Make an exact copy of the records, with the pictures left out.

[MATERIAL FOR THE TASK]:
# # # # # # #

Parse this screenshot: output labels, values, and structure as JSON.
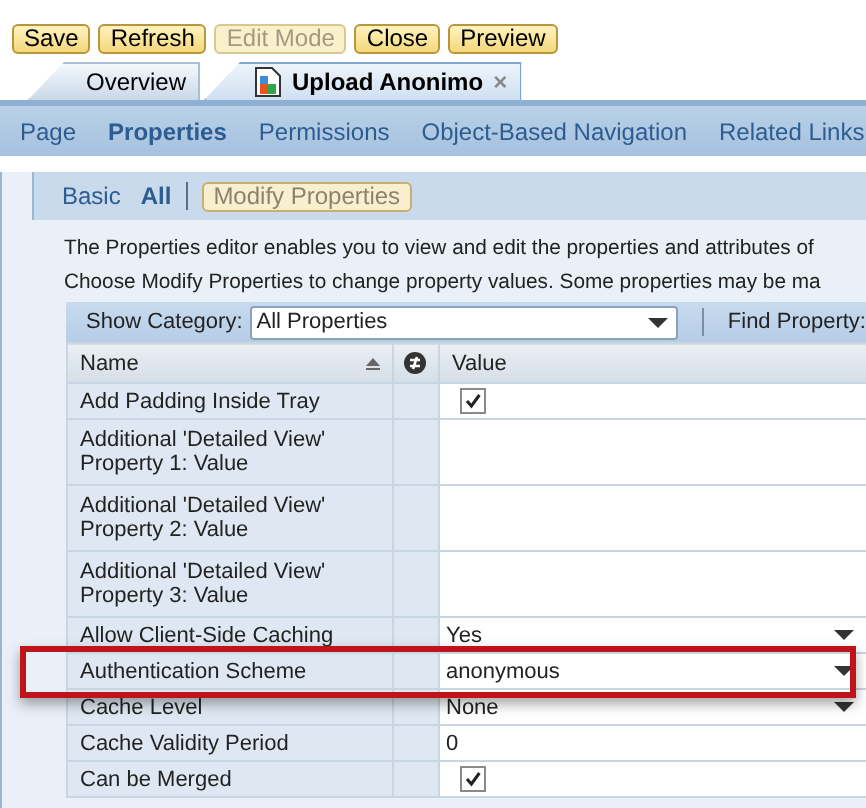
{
  "toolbar": [
    {
      "label": "Save",
      "disabled": false
    },
    {
      "label": "Refresh",
      "disabled": false
    },
    {
      "label": "Edit Mode",
      "disabled": true
    },
    {
      "label": "Close",
      "disabled": false
    },
    {
      "label": "Preview",
      "disabled": false
    }
  ],
  "tabs": [
    {
      "label": "Overview",
      "selected": false,
      "closable": false
    },
    {
      "label": "Upload Anonimo",
      "selected": true,
      "closable": true,
      "close": "×"
    }
  ],
  "nav": [
    {
      "label": "Page",
      "selected": false
    },
    {
      "label": "Properties",
      "selected": true
    },
    {
      "label": "Permissions",
      "selected": false
    },
    {
      "label": "Object-Based Navigation",
      "selected": false
    },
    {
      "label": "Related Links",
      "selected": false
    }
  ],
  "subnav": {
    "items": [
      {
        "label": "Basic",
        "selected": false
      },
      {
        "label": "All",
        "selected": true
      }
    ],
    "button": {
      "label": "Modify Properties",
      "disabled": true
    }
  },
  "description": [
    "The Properties editor enables you to view and edit the properties and attributes of",
    "Choose Modify Properties to change property values. Some properties may be ma"
  ],
  "filter": {
    "category_label": "Show Category:",
    "category_value": "All Properties",
    "find_label": "Find Property:"
  },
  "table": {
    "columns": [
      "Name",
      "Value"
    ],
    "rows": [
      {
        "name": "Add Padding Inside Tray",
        "kind": "checkbox",
        "checked": true,
        "highlighted": false
      },
      {
        "name": "Additional 'Detailed View' Property 1: Value",
        "kind": "text",
        "value": "",
        "highlighted": false
      },
      {
        "name": "Additional 'Detailed View' Property 2: Value",
        "kind": "text",
        "value": "",
        "highlighted": false
      },
      {
        "name": "Additional 'Detailed View' Property 3: Value",
        "kind": "text",
        "value": "",
        "highlighted": false
      },
      {
        "name": "Allow Client-Side Caching",
        "kind": "dropdown",
        "value": "Yes",
        "highlighted": false
      },
      {
        "name": "Authentication Scheme",
        "kind": "dropdown",
        "value": "anonymous",
        "highlighted": true
      },
      {
        "name": "Cache Level",
        "kind": "dropdown",
        "value": "None",
        "highlighted": false
      },
      {
        "name": "Cache Validity Period",
        "kind": "text",
        "value": "0",
        "highlighted": false
      },
      {
        "name": "Can be Merged",
        "kind": "checkbox",
        "checked": true,
        "highlighted": false
      }
    ]
  }
}
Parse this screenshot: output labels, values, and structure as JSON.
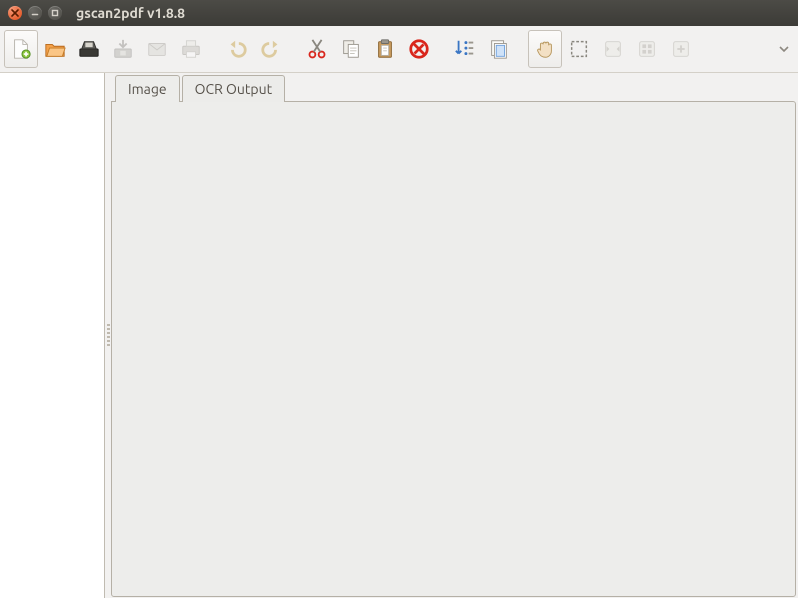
{
  "window": {
    "title": "gscan2pdf v1.8.8"
  },
  "toolbar": {
    "items": [
      {
        "name": "new-doc-icon"
      },
      {
        "name": "open-icon"
      },
      {
        "name": "scan-icon"
      },
      {
        "name": "save-icon",
        "disabled": true
      },
      {
        "name": "email-icon",
        "disabled": true
      },
      {
        "name": "print-icon",
        "disabled": true
      },
      {
        "sep": true
      },
      {
        "name": "undo-icon",
        "disabled": true
      },
      {
        "name": "redo-icon",
        "disabled": true
      },
      {
        "sep": true
      },
      {
        "name": "cut-icon"
      },
      {
        "name": "copy-icon"
      },
      {
        "name": "paste-icon"
      },
      {
        "name": "delete-icon"
      },
      {
        "sep": true
      },
      {
        "name": "renumber-icon"
      },
      {
        "name": "select-all-icon"
      },
      {
        "sep": true
      },
      {
        "name": "hand-tool-icon"
      },
      {
        "name": "select-region-icon"
      },
      {
        "name": "zoom-fit-icon",
        "disabled": true
      },
      {
        "name": "zoom-100-icon",
        "disabled": true
      },
      {
        "name": "zoom-in-icon",
        "disabled": true
      }
    ]
  },
  "tabs": {
    "items": [
      {
        "label": "Image",
        "active": true
      },
      {
        "label": "OCR Output",
        "active": false
      }
    ]
  }
}
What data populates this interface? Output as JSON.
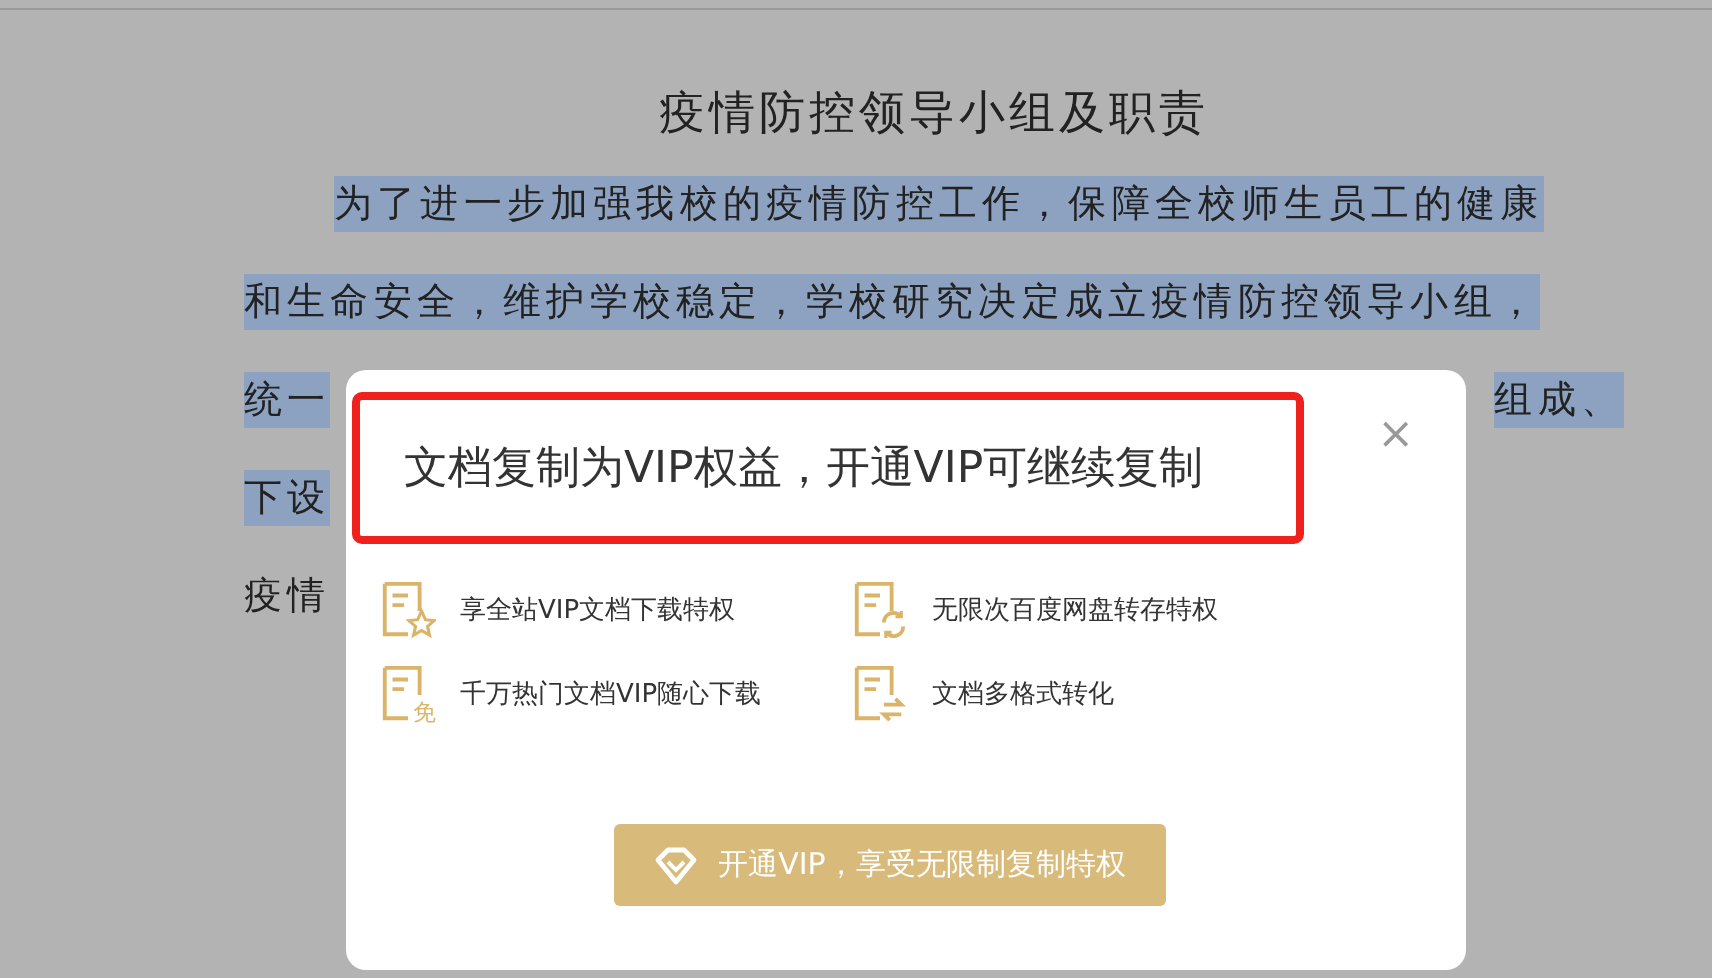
{
  "document": {
    "title": "疫情防控领导小组及职责",
    "lines": [
      {
        "kind": "first",
        "left": "为了进一步加强我校的疫情防控工作，保障全校师生员工的健康",
        "selected": true
      },
      {
        "kind": "cont",
        "left": "和生命安全，维护学校稳定，学校研究决定成立疫情防控领导小组，",
        "selected": true
      },
      {
        "kind": "cont",
        "left": "统一",
        "right": "组成、",
        "selected": true
      },
      {
        "kind": "cont",
        "left": "下设",
        "selected": true
      },
      {
        "kind": "cont",
        "left": "疫情",
        "selected": false
      }
    ]
  },
  "dialog": {
    "headline": "文档复制为VIP权益，开通VIP可继续复制",
    "close": "×",
    "features": [
      {
        "kind": "star",
        "label": "享全站VIP文档下载特权"
      },
      {
        "kind": "sync",
        "label": "无限次百度网盘转存特权"
      },
      {
        "kind": "badge",
        "badge": "免",
        "label": "千万热门文档VIP随心下载"
      },
      {
        "kind": "convert",
        "label": "文档多格式转化"
      }
    ],
    "button": "开通VIP，享受无限制复制特权"
  }
}
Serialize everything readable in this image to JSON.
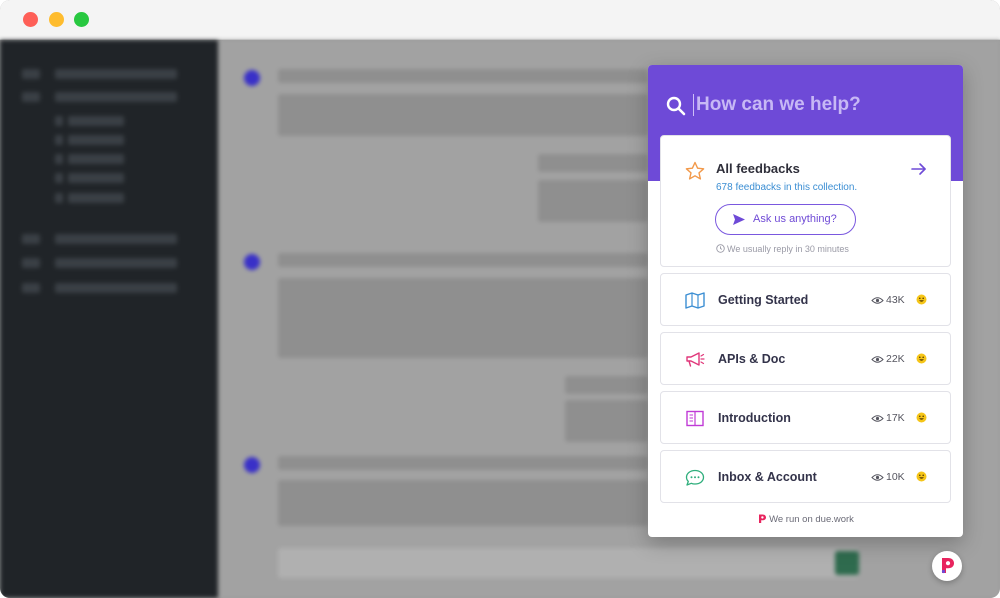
{
  "window": {
    "controls": [
      "close",
      "minimize",
      "maximize"
    ]
  },
  "search": {
    "placeholder": "How can we help?",
    "icon": "search-icon"
  },
  "featured": {
    "title": "All feedbacks",
    "subtitle": "678 feedbacks in this collection.",
    "ask_label": "Ask us anything?",
    "reply_note": "We usually reply in 30 minutes",
    "icon": "star-icon",
    "accent": "#f2994a"
  },
  "categories": [
    {
      "label": "Getting Started",
      "views": "43K",
      "icon": "map-icon",
      "color": "#3b8ed3"
    },
    {
      "label": "APIs & Doc",
      "views": "22K",
      "icon": "megaphone-icon",
      "color": "#e0377a"
    },
    {
      "label": "Introduction",
      "views": "17K",
      "icon": "book-icon",
      "color": "#c03ad6"
    },
    {
      "label": "Inbox & Account",
      "views": "10K",
      "icon": "chat-bubble-icon",
      "color": "#2fae7c"
    }
  ],
  "footer": {
    "text": "We run on due.work"
  },
  "colors": {
    "brand": "#6e4ad7",
    "link": "#3b8ed3",
    "logo": "#e8245e"
  }
}
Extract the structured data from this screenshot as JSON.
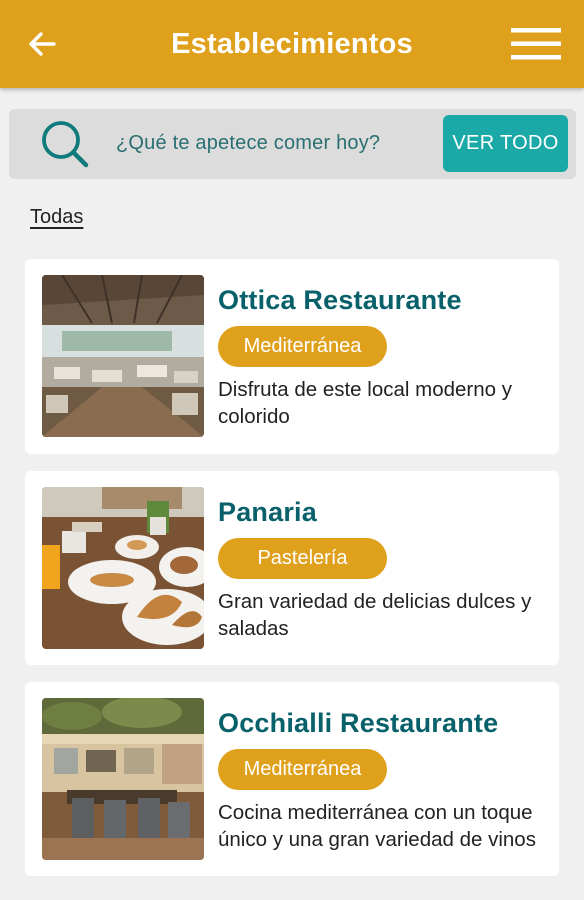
{
  "header": {
    "title": "Establecimientos",
    "back_icon": "arrow-back-icon",
    "menu_icon": "hamburger-menu-icon",
    "color": "#dfa01c"
  },
  "search": {
    "placeholder": "¿Qué te apetece comer hoy?",
    "button_label": "VER TODO",
    "icon": "search-icon",
    "accent": "#1aa9a6"
  },
  "filter": {
    "label": "Todas"
  },
  "establishments": [
    {
      "name": "Ottica Restaurante",
      "category": "Mediterránea",
      "description": "Disfruta de este local moderno y colorido"
    },
    {
      "name": "Panaria",
      "category": "Pastelería",
      "description": "Gran variedad de delicias dulces y saladas"
    },
    {
      "name": "Occhialli Restaurante",
      "category": "Mediterránea",
      "description": "Cocina mediterránea con un toque único y una gran variedad de vinos"
    }
  ]
}
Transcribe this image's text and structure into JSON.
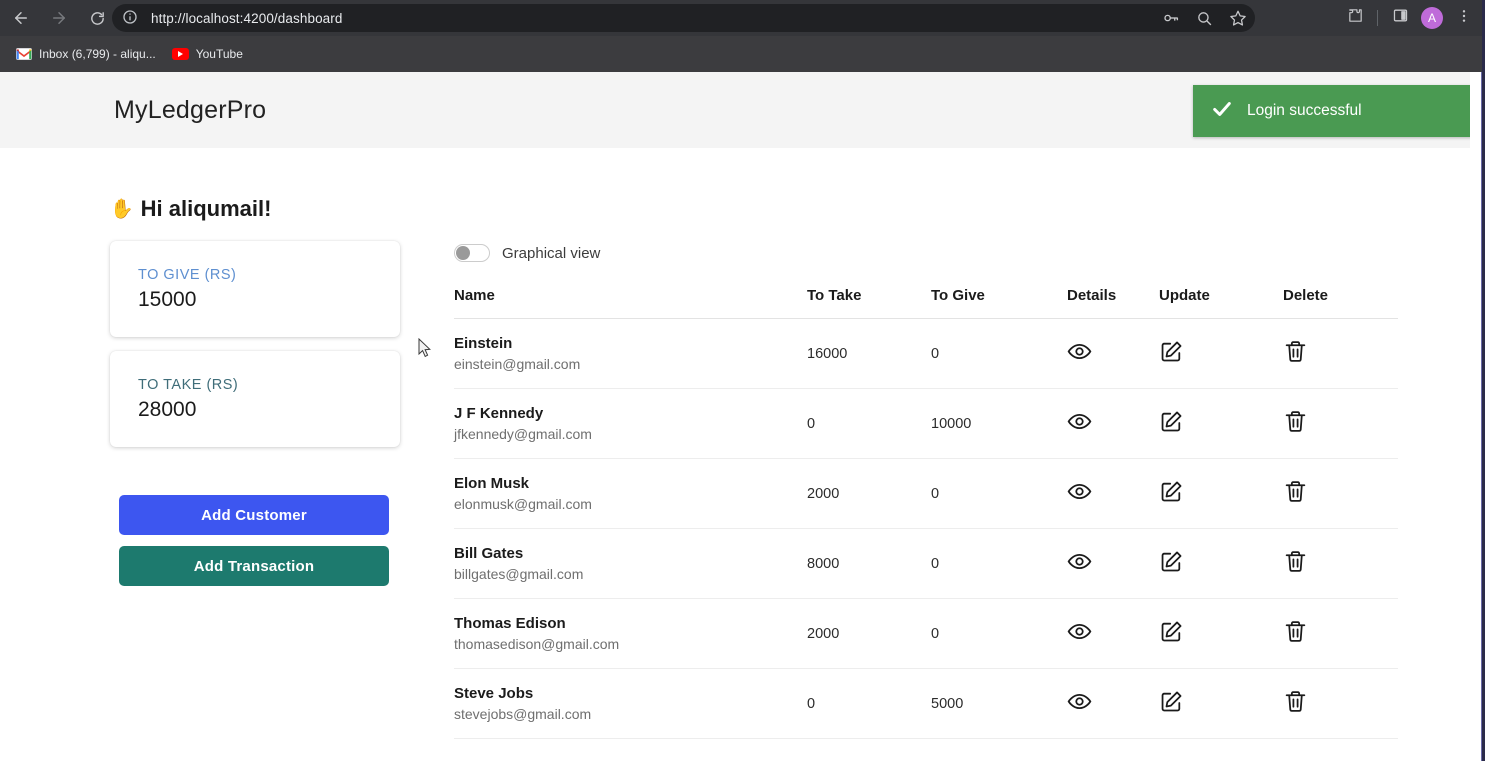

# # # # # # #

[OUTPUT OF THE EXERCISE]:
Parse this screenshot: output labels, values, and structure as JSON.
{
  "toolbar": [
    {
      "label": "Save",
      "disabled": false
    },
    {
      "label": "Refresh",
      "disabled": false
    },
    {
      "label": "Edit Mode",
      "disabled": true
    },
    {
      "label": "Close",
      "disabled": false
    },
    {
      "label": "Preview",
      "disabled": false
    }
  ],
  "tabs": [
    {
      "label": "Overview",
      "selected": false,
      "closable": false
    },
    {
      "label": "Upload Anonimo",
      "selected": true,
      "closable": true,
      "close": "×"
    }
  ],
  "nav": [
    {
      "label": "Page",
      "selected": false
    },
    {
      "label": "Properties",
      "selected": true
    },
    {
      "label": "Permissions",
      "selected": false
    },
    {
      "label": "Object-Based Navigation",
      "selected": false
    },
    {
      "label": "Related Links",
      "selected": false
    }
  ],
  "subnav": {
    "items": [
      {
        "label": "Basic",
        "selected": false
      },
      {
        "label": "All",
        "selected": true
      }
    ],
    "button": {
      "label": "Modify Properties",
      "disabled": true
    }
  },
  "description": [
    "The Properties editor enables you to view and edit the properties and attributes of",
    "Choose Modify Properties to change property values. Some properties may be ma"
  ],
  "filter": {
    "category_label": "Show Category:",
    "category_value": "All Properties",
    "find_label": "Find Property:"
  },
  "table": {
    "columns": [
      "Name",
      "Value"
    ],
    "rows": [
      {
        "name": "Add Padding Inside Tray",
        "kind": "checkbox",
        "checked": true,
        "highlighted": false
      },
      {
        "name": "Additional 'Detailed View' Property 1: Value",
        "kind": "text",
        "value": "",
        "highlighted": false
      },
      {
        "name": "Additional 'Detailed View' Property 2: Value",
        "kind": "text",
        "value": "",
        "highlighted": false
      },
      {
        "name": "Additional 'Detailed View' Property 3: Value",
        "kind": "text",
        "value": "",
        "highlighted": false
      },
      {
        "name": "Allow Client-Side Caching",
        "kind": "dropdown",
        "value": "Yes",
        "highlighted": false
      },
      {
        "name": "Authentication Scheme",
        "kind": "dropdown",
        "value": "anonymous",
        "highlighted": true
      },
      {
        "name": "Cache Level",
        "kind": "dropdown",
        "value": "None",
        "highlighted": false
      },
      {
        "name": "Cache Validity Period",
        "kind": "text",
        "value": "0",
        "highlighted": false
      },
      {
        "name": "Can be Merged",
        "kind": "checkbox",
        "checked": true,
        "highlighted": false
      }
    ]
  }
}
Parse this screenshot: output labels, values, and structure as JSON.
{
  "window": {
    "title": "gscan2pdf v1.8.8"
  },
  "toolbar": {
    "items": [
      {
        "name": "new-doc-icon"
      },
      {
        "name": "open-icon"
      },
      {
        "name": "scan-icon"
      },
      {
        "name": "save-icon",
        "disabled": true
      },
      {
        "name": "email-icon",
        "disabled": true
      },
      {
        "name": "print-icon",
        "disabled": true
      },
      {
        "sep": true
      },
      {
        "name": "undo-icon",
        "disabled": true
      },
      {
        "name": "redo-icon",
        "disabled": true
      },
      {
        "sep": true
      },
      {
        "name": "cut-icon"
      },
      {
        "name": "copy-icon"
      },
      {
        "name": "paste-icon"
      },
      {
        "name": "delete-icon"
      },
      {
        "sep": true
      },
      {
        "name": "renumber-icon"
      },
      {
        "name": "select-all-icon"
      },
      {
        "sep": true
      },
      {
        "name": "hand-tool-icon"
      },
      {
        "name": "select-region-icon"
      },
      {
        "name": "zoom-fit-icon",
        "disabled": true
      },
      {
        "name": "zoom-100-icon",
        "disabled": true
      },
      {
        "name": "zoom-in-icon",
        "disabled": true
      }
    ]
  },
  "tabs": {
    "items": [
      {
        "label": "Image",
        "active": true
      },
      {
        "label": "OCR Output",
        "active": false
      }
    ]
  }
}
What data populates this interface? Output as JSON.
{
  "document": {
    "title": "疫情防控领导小组及职责",
    "lines": [
      {
        "kind": "first",
        "left": "为了进一步加强我校的疫情防控工作，保障全校师生员工的健康",
        "selected": true
      },
      {
        "kind": "cont",
        "left": "和生命安全，维护学校稳定，学校研究决定成立疫情防控领导小组，",
        "selected": true
      },
      {
        "kind": "cont",
        "left": "统一",
        "right": "组成、",
        "selected": true
      },
      {
        "kind": "cont",
        "left": "下设",
        "selected": true
      },
      {
        "kind": "cont",
        "left": "疫情",
        "selected": false
      }
    ]
  },
  "dialog": {
    "headline": "文档复制为VIP权益，开通VIP可继续复制",
    "close": "×",
    "features": [
      {
        "kind": "star",
        "label": "享全站VIP文档下载特权"
      },
      {
        "kind": "sync",
        "label": "无限次百度网盘转存特权"
      },
      {
        "kind": "badge",
        "badge": "免",
        "label": "千万热门文档VIP随心下载"
      },
      {
        "kind": "convert",
        "label": "文档多格式转化"
      }
    ],
    "button": "开通VIP，享受无限制复制特权"
  }
}
Serialize everything readable in this image to JSON.
{
  "window": {
    "controls": [
      "close",
      "minimize",
      "maximize"
    ]
  },
  "search": {
    "placeholder": "How can we help?",
    "icon": "search-icon"
  },
  "featured": {
    "title": "All feedbacks",
    "subtitle": "678 feedbacks in this collection.",
    "ask_label": "Ask us anything?",
    "reply_note": "We usually reply in 30 minutes",
    "icon": "star-icon",
    "accent": "#f2994a"
  },
  "categories": [
    {
      "label": "Getting Started",
      "views": "43K",
      "icon": "map-icon",
      "color": "#3b8ed3"
    },
    {
      "label": "APIs & Doc",
      "views": "22K",
      "icon": "megaphone-icon",
      "color": "#e0377a"
    },
    {
      "label": "Introduction",
      "views": "17K",
      "icon": "book-icon",
      "color": "#c03ad6"
    },
    {
      "label": "Inbox & Account",
      "views": "10K",
      "icon": "chat-bubble-icon",
      "color": "#2fae7c"
    }
  ],
  "footer": {
    "text": "We run on due.work"
  },
  "colors": {
    "brand": "#6e4ad7",
    "link": "#3b8ed3",
    "logo": "#e8245e"
  }
}
Extract the structured data from this screenshot as JSON.
{
  "header": {
    "title": "Establecimientos",
    "back_icon": "arrow-back-icon",
    "menu_icon": "hamburger-menu-icon",
    "color": "#dfa01c"
  },
  "search": {
    "placeholder": "¿Qué te apetece comer hoy?",
    "button_label": "VER TODO",
    "icon": "search-icon",
    "accent": "#1aa9a6"
  },
  "filter": {
    "label": "Todas"
  },
  "establishments": [
    {
      "name": "Ottica Restaurante",
      "category": "Mediterránea",
      "description": "Disfruta de este local moderno y colorido"
    },
    {
      "name": "Panaria",
      "category": "Pastelería",
      "description": "Gran variedad de delicias dulces y saladas"
    },
    {
      "name": "Occhialli Restaurante",
      "category": "Mediterránea",
      "description": "Cocina mediterránea con un toque único y una gran variedad de vinos"
    }
  ]
}
Transcribe this image's text and structure into JSON.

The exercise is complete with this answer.